DATASET:
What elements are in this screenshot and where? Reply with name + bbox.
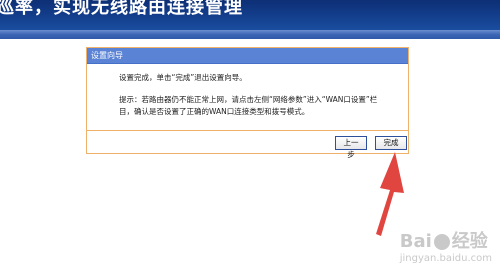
banner-stripe: [0, 30, 500, 39]
wizard-title: 设置向导: [87, 48, 408, 64]
setup-wizard-panel: 设置向导 设置完成，单击“完成”退出设置向导。 提示：若路由器仍不能正常上网，请…: [86, 47, 409, 159]
watermark-logo-text2: 经验: [451, 231, 488, 252]
watermark-url: jingyan.baidu.com: [399, 253, 492, 264]
red-arrow-shape: [376, 152, 404, 236]
banner-title: 巡率，实现无线路由连接管理: [0, 0, 243, 18]
prev-step-button[interactable]: 上一步: [335, 136, 367, 159]
watermark-logo-text: Bai: [399, 231, 432, 252]
wizard-footer: 上一步 完成: [87, 131, 408, 159]
hint-message: 提示：若路由器仍不能正常上网，请点击左侧“网络参数”进入“WAN口设置”栏目，确…: [119, 95, 378, 116]
baidu-watermark: Bai 经验 jingyan.baidu.com: [400, 227, 492, 264]
finish-button[interactable]: 完成: [375, 136, 407, 150]
completion-message: 设置完成，单击“完成”退出设置向导。: [119, 73, 247, 82]
wizard-body: 设置完成，单击“完成”退出设置向导。 提示：若路由器仍不能正常上网，请点击左侧“…: [87, 64, 408, 131]
paw-icon: [433, 234, 450, 250]
top-banner: 巡率，实现无线路由连接管理: [0, 0, 500, 30]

WHAT IS NEEDED: Can you retype every one of the lines above word for word, leaving the picture out?

SOLUTION TO THIS PROBLEM:
What elements are in this screenshot and where? Reply with name + bbox.
banner-stripe: [0, 30, 500, 39]
wizard-title: 设置向导: [87, 48, 408, 64]
setup-wizard-panel: 设置向导 设置完成，单击“完成”退出设置向导。 提示：若路由器仍不能正常上网，请…: [86, 47, 409, 159]
watermark-logo-text2: 经验: [451, 231, 488, 252]
watermark-url: jingyan.baidu.com: [399, 253, 492, 264]
red-arrow-shape: [376, 152, 404, 236]
banner-title: 巡率，实现无线路由连接管理: [0, 0, 243, 18]
prev-step-button[interactable]: 上一步: [335, 136, 367, 159]
watermark-logo-text: Bai: [399, 231, 432, 252]
wizard-footer: 上一步 完成: [87, 131, 408, 159]
hint-message: 提示：若路由器仍不能正常上网，请点击左侧“网络参数”进入“WAN口设置”栏目，确…: [119, 95, 378, 116]
baidu-watermark: Bai 经验 jingyan.baidu.com: [400, 227, 492, 264]
finish-button[interactable]: 完成: [375, 136, 407, 150]
completion-message: 设置完成，单击“完成”退出设置向导。: [119, 73, 247, 82]
wizard-body: 设置完成，单击“完成”退出设置向导。 提示：若路由器仍不能正常上网，请点击左侧“…: [87, 64, 408, 131]
paw-icon: [433, 234, 450, 250]
top-banner: 巡率，实现无线路由连接管理: [0, 0, 500, 30]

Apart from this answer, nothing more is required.